WRITTEN TASK>
In the material below, list every line carrying the string "subscript".

[Stored records]
-=-=-=-=-

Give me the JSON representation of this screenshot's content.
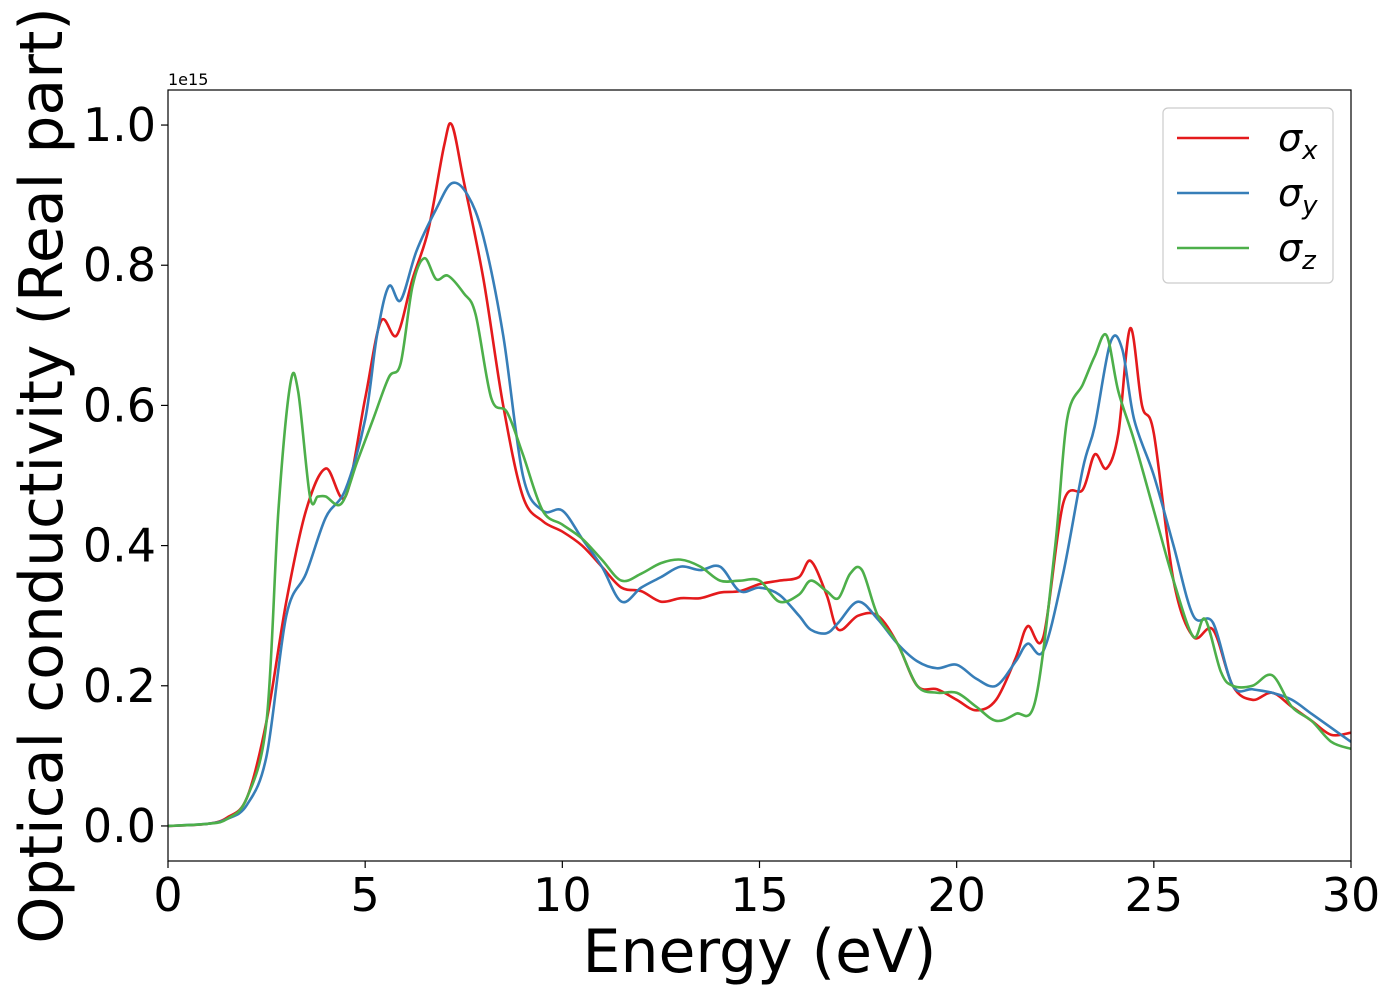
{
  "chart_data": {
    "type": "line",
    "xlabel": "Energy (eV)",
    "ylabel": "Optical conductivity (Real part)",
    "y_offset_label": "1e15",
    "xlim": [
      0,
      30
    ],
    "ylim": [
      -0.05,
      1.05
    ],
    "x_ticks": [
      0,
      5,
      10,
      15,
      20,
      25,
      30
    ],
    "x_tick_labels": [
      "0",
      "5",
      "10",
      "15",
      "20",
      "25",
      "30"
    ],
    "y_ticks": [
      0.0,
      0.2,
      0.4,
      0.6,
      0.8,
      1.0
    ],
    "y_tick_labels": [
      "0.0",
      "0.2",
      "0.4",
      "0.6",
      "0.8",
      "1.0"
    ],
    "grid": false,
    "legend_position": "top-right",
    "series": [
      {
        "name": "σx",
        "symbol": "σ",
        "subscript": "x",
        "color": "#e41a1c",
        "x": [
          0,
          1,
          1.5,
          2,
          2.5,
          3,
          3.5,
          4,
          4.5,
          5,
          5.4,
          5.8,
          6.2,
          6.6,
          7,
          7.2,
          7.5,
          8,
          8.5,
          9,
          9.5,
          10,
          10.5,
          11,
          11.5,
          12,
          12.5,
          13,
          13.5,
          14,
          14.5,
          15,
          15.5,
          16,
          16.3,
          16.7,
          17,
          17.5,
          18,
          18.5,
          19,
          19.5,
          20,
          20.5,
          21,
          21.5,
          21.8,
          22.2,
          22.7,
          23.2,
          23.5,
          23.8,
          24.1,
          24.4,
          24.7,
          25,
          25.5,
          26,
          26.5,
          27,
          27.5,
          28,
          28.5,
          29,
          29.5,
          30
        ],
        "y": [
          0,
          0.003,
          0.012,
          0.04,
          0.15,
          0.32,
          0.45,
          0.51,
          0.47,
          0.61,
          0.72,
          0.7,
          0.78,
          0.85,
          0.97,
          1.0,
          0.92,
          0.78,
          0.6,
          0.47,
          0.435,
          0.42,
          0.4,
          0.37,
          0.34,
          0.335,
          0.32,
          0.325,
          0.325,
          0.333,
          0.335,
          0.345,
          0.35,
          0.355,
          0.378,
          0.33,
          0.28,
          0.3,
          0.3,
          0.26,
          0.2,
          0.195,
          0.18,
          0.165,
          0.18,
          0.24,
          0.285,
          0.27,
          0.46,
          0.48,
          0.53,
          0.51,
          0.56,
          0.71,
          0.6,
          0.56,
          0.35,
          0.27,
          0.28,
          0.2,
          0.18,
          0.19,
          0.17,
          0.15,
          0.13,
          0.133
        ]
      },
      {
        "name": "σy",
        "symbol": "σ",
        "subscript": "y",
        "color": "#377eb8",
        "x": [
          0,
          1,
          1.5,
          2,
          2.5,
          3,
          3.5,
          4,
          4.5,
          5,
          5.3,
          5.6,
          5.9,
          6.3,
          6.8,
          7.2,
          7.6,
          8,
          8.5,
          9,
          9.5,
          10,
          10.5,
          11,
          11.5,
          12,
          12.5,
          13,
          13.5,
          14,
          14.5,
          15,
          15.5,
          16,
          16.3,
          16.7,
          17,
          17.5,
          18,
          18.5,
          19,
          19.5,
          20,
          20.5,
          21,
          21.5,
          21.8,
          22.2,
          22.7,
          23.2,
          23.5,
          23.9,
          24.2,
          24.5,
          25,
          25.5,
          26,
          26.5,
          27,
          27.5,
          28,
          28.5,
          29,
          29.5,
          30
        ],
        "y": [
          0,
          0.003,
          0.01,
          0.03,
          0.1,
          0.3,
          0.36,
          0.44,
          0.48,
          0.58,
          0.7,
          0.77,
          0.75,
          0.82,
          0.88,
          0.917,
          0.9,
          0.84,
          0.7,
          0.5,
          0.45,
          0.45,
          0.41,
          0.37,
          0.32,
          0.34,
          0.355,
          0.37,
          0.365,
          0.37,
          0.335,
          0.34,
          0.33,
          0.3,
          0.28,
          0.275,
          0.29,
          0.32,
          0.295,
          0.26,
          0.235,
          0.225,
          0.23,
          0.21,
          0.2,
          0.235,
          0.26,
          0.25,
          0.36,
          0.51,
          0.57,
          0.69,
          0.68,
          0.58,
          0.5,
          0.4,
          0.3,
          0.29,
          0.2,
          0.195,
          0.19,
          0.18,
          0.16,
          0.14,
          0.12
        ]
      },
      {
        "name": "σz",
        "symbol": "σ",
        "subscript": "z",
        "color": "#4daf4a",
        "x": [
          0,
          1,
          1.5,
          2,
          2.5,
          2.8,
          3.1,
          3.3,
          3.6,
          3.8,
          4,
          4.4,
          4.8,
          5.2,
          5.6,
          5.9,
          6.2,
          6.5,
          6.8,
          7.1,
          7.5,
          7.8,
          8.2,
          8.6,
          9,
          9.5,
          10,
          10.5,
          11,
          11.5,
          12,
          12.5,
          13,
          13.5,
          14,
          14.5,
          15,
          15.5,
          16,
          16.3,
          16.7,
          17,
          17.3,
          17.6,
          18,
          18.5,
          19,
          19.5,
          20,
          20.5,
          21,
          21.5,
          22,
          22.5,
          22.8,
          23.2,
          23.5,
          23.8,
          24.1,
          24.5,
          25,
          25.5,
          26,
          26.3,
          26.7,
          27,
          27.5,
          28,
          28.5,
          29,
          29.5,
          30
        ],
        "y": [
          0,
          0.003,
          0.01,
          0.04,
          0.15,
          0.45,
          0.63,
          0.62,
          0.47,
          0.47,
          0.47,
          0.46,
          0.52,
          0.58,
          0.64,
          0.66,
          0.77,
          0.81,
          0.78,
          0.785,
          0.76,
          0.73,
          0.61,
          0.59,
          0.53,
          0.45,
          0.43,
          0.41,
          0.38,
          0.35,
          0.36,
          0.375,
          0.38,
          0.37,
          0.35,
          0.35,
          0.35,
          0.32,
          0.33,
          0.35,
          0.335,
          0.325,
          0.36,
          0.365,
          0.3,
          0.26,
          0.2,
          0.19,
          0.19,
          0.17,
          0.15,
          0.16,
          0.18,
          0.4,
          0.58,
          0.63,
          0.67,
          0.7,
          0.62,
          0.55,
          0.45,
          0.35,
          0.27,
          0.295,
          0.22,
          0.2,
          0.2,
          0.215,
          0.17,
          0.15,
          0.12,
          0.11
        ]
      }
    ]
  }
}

-=-=-=-=-

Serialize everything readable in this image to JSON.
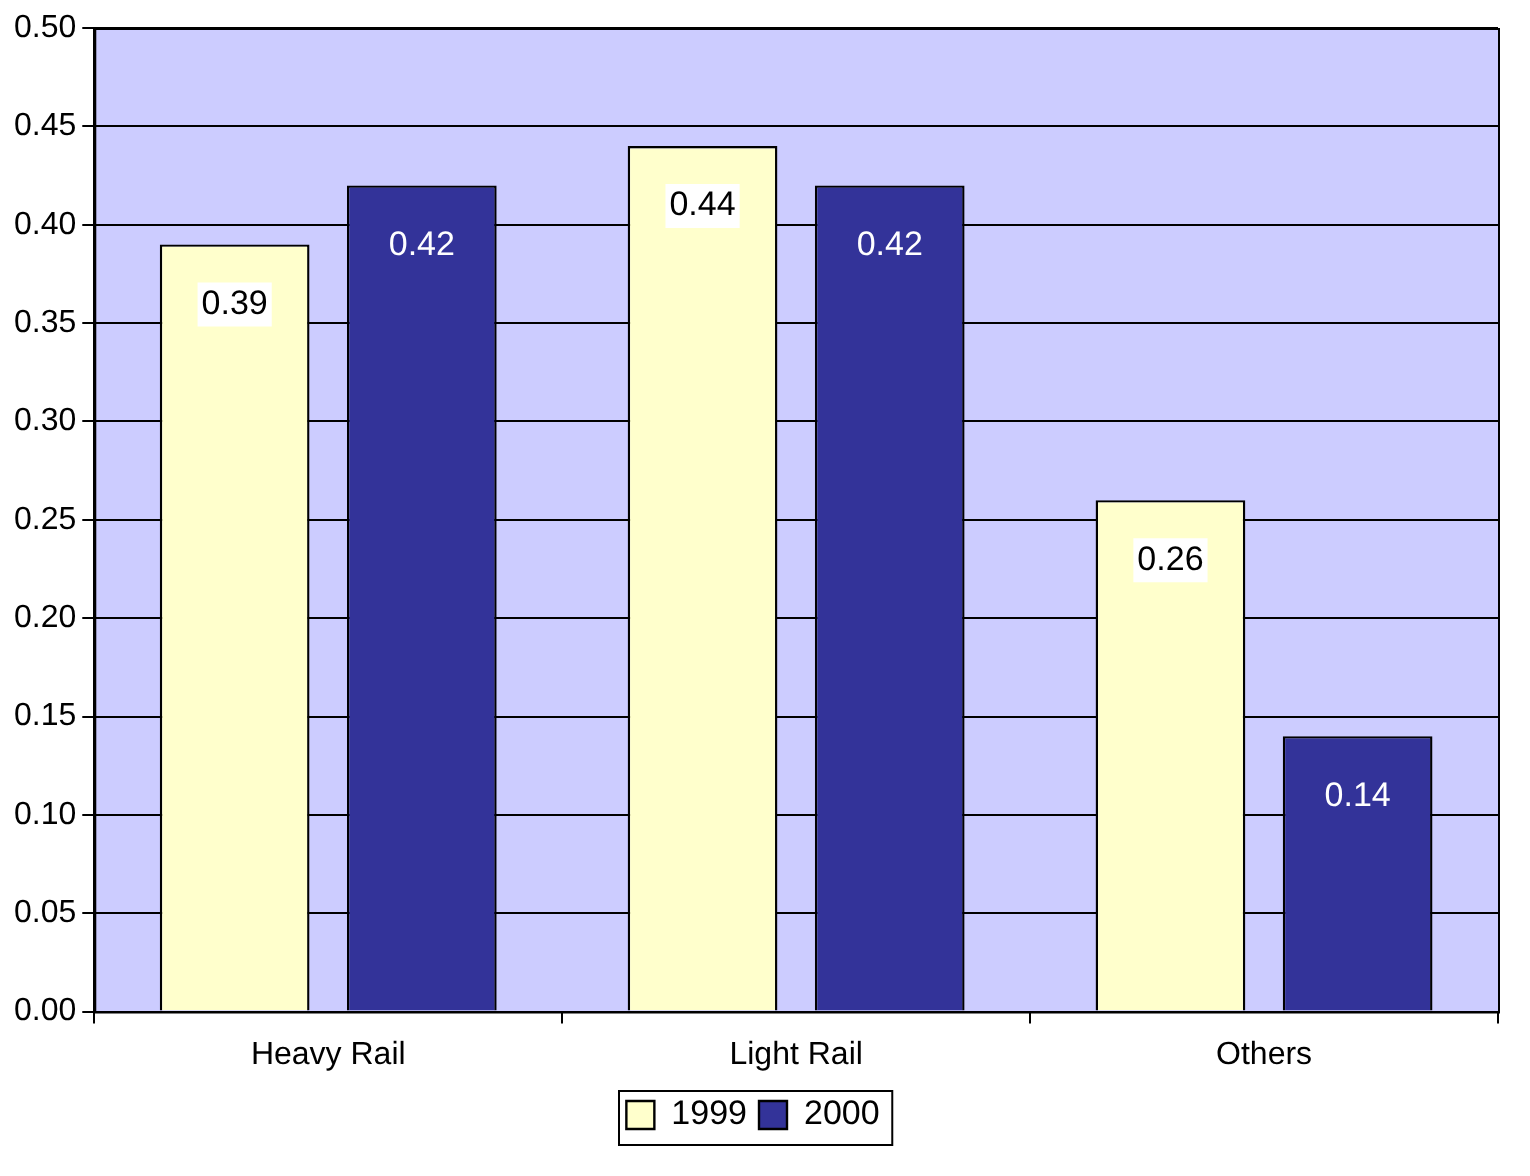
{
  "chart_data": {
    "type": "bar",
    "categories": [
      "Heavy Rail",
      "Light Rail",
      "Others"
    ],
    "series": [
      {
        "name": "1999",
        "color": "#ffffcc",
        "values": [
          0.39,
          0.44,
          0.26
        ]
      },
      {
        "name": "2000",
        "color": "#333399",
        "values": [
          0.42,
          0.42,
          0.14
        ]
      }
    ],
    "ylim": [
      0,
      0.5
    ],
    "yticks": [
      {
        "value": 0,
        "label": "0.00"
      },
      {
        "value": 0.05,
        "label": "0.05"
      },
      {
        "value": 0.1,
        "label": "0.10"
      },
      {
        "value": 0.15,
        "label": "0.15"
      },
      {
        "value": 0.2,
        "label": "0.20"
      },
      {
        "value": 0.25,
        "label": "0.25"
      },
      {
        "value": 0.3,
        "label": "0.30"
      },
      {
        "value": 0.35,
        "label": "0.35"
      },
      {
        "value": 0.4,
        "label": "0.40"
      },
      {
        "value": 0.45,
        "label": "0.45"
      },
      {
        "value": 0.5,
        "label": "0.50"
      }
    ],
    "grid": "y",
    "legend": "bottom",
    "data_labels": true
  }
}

-=-=-=-=-

TASK OUTPUT>
        "subscript": "x",
        "subscript": "y",
        "subscript": "z",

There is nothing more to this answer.